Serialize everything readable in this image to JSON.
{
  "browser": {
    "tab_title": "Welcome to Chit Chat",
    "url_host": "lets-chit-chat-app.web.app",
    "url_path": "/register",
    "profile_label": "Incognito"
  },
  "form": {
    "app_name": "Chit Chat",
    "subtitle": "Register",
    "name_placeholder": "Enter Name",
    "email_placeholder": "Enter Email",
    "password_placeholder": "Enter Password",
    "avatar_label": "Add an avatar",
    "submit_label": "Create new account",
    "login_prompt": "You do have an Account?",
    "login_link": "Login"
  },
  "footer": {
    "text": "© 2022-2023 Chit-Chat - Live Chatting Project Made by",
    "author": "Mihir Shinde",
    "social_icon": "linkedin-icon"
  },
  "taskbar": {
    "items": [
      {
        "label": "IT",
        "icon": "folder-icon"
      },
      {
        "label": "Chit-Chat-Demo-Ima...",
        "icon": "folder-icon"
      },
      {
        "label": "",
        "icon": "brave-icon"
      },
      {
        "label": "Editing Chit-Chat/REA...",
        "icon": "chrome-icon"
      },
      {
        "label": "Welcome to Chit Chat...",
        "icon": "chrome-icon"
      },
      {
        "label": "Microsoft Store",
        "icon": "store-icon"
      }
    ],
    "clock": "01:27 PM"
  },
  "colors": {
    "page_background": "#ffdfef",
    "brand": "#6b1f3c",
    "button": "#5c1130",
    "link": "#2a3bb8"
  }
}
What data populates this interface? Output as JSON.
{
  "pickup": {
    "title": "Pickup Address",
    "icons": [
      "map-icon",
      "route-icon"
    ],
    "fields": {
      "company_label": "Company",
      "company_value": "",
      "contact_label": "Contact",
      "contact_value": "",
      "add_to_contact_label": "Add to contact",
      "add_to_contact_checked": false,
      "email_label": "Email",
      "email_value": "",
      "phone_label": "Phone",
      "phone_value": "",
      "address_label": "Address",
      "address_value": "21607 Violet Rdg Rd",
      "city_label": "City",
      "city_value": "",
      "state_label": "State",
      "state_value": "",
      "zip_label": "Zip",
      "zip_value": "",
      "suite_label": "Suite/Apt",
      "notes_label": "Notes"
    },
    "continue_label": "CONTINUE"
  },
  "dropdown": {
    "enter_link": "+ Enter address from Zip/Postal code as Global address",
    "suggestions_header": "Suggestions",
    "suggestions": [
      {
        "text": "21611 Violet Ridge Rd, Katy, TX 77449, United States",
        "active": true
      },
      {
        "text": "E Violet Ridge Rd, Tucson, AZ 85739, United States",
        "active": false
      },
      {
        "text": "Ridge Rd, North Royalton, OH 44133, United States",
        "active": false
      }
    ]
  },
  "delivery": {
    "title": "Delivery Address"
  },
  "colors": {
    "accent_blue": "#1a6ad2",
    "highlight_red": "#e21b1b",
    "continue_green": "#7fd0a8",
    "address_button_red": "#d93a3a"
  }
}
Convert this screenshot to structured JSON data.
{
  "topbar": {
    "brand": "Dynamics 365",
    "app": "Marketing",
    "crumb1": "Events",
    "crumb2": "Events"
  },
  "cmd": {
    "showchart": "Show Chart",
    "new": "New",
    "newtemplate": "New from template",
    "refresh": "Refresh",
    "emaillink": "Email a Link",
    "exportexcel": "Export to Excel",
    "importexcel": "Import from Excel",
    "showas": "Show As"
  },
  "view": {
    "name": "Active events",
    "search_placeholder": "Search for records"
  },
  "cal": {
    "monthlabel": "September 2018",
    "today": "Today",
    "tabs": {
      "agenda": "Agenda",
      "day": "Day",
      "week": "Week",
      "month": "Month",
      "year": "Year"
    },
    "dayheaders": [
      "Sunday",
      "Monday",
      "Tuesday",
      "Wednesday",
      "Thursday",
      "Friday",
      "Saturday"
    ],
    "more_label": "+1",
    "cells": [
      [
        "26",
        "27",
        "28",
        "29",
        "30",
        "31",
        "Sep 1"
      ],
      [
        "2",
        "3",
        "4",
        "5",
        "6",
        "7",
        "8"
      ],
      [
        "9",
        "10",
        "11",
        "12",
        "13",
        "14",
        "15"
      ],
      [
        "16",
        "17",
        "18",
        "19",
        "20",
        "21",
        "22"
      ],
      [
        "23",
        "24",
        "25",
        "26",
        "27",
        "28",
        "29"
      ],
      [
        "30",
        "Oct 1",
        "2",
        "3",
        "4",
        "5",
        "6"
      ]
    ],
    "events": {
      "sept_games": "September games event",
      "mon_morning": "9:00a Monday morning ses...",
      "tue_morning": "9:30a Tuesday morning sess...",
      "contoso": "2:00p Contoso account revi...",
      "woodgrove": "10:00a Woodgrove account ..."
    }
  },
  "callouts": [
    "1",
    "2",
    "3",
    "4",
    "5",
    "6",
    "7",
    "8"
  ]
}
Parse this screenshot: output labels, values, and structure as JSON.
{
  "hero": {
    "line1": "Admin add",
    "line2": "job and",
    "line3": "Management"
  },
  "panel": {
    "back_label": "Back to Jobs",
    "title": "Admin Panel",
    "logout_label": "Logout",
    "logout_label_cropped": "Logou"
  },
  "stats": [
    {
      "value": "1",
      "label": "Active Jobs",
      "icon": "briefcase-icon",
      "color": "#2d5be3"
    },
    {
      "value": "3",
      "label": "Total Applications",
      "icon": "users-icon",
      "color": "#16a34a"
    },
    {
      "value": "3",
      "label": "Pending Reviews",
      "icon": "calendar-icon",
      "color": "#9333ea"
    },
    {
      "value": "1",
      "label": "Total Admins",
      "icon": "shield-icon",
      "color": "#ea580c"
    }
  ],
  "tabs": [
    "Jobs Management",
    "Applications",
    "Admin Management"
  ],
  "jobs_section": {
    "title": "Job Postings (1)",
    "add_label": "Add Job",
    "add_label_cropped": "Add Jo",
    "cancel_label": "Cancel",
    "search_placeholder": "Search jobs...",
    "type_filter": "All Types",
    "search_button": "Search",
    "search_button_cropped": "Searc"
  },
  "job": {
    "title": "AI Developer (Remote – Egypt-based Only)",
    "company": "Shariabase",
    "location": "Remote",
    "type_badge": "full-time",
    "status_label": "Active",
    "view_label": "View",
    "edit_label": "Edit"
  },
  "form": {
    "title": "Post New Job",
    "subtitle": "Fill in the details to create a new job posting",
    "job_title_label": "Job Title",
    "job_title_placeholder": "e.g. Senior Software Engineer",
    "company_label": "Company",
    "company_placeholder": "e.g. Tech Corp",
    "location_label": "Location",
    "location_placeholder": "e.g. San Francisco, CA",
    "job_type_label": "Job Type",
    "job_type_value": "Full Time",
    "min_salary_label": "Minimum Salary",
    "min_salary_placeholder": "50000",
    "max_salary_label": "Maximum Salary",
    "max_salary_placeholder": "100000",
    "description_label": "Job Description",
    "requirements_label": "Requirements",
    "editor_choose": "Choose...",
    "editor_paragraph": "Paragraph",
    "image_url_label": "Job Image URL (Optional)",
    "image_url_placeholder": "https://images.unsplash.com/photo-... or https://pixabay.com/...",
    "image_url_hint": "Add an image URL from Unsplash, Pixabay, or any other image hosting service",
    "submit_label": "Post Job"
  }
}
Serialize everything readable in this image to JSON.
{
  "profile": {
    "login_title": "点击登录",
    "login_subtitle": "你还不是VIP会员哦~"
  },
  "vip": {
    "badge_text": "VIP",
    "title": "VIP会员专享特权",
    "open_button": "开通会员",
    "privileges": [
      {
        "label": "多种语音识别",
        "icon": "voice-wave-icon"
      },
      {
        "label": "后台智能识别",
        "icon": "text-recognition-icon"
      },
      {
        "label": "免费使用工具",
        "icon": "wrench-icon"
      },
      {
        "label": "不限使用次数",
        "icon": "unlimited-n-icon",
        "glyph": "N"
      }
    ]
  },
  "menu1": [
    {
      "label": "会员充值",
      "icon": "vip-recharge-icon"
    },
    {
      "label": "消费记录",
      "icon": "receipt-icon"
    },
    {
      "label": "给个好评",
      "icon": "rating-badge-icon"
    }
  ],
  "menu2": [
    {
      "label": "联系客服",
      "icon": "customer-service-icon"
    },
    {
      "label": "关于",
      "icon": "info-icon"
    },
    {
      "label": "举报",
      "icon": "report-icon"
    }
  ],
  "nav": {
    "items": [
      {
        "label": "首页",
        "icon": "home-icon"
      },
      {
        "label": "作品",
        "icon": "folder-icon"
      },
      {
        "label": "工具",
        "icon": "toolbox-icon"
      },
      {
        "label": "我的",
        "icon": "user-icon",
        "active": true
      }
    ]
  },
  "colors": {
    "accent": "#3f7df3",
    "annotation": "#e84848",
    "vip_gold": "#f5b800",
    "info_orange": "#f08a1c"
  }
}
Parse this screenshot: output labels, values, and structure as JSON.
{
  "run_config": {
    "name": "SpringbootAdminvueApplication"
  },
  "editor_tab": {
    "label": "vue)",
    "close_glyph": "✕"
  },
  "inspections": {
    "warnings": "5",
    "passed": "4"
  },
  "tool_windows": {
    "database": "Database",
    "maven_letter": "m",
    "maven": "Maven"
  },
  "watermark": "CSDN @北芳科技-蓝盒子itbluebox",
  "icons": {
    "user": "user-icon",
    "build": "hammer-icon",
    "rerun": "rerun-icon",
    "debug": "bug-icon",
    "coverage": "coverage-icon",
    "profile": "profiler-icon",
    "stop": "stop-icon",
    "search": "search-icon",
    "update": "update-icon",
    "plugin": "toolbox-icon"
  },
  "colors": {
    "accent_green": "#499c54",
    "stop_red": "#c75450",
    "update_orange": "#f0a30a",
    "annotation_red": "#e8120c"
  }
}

Directions:
All lines holding the word "toolbox" should be picked out and copied.

Answer for this exercise:
        "icon": "toolbox-icon"
    "plugin": "toolbox-icon"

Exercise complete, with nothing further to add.